Work to complete: Quote every line of the data below as it stands, omitting pictures.

Task inputs:

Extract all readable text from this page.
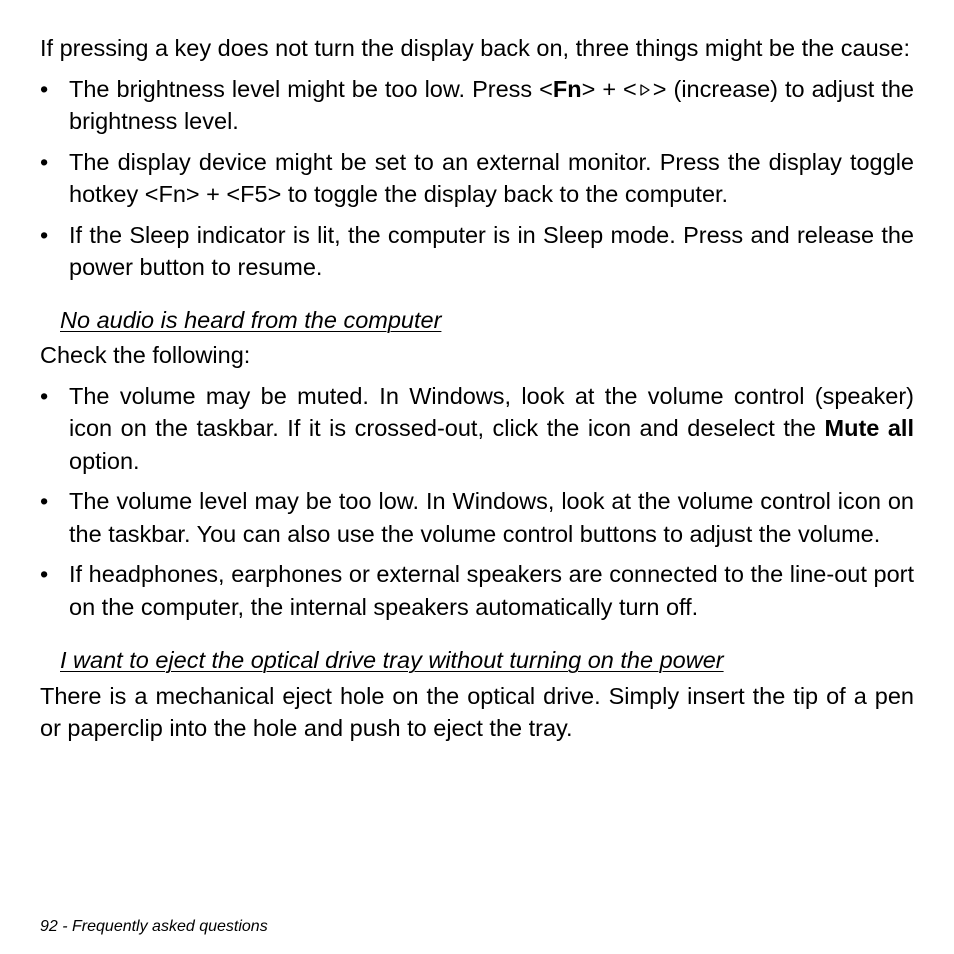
If pressing a key does not turn the display back on, three things might be the cause:

• The brightness level might be too low. Press <Fn> + < > (increase) to adjust the brightness level.
• The display device might be set to an external monitor. Press the display toggle hotkey <Fn> + <F5> to toggle the display back to the computer.
• If the Sleep indicator is lit, the computer is in Sleep mode. Press and release the power button to resume.

No audio is heard from the computer

Check the following:

• The volume may be muted. In Windows, look at the volume control (speaker) icon on the taskbar. If it is crossed-out, click the icon and deselect the Mute all option.
• The volume level may be too low. In Windows, look at the volume control icon on the taskbar. You can also use the volume control buttons to adjust the volume.
• If headphones, earphones or external speakers are connected to the line-out port on the computer, the internal speakers automatically turn off.

I want to eject the optical drive tray without turning on the power

There is a mechanical eject hole on the optical drive. Simply insert the tip of a pen or paperclip into the hole and push to eject the tray.

92 - Frequently asked questions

Task answer:
Extract all readable text from this page.
If pressing a key does not turn the display back on, three things might be the cause:

• The brightness level might be too low. Press <Fn> + < > (increase) to adjust the brightness level.
• The display device might be set to an external monitor. Press the display toggle hotkey <Fn> + <F5> to toggle the display back to the computer.
• If the Sleep indicator is lit, the computer is in Sleep mode. Press and release the power button to resume.

No audio is heard from the computer

Check the following:

• The volume may be muted. In Windows, look at the volume control (speaker) icon on the taskbar. If it is crossed-out, click the icon and deselect the Mute all option.
• The volume level may be too low. In Windows, look at the volume control icon on the taskbar. You can also use the volume control buttons to adjust the volume.
• If headphones, earphones or external speakers are connected to the line-out port on the computer, the internal speakers automatically turn off.

I want to eject the optical drive tray without turning on the power

There is a mechanical eject hole on the optical drive. Simply insert the tip of a pen or paperclip into the hole and push to eject the tray.

92 - Frequently asked questions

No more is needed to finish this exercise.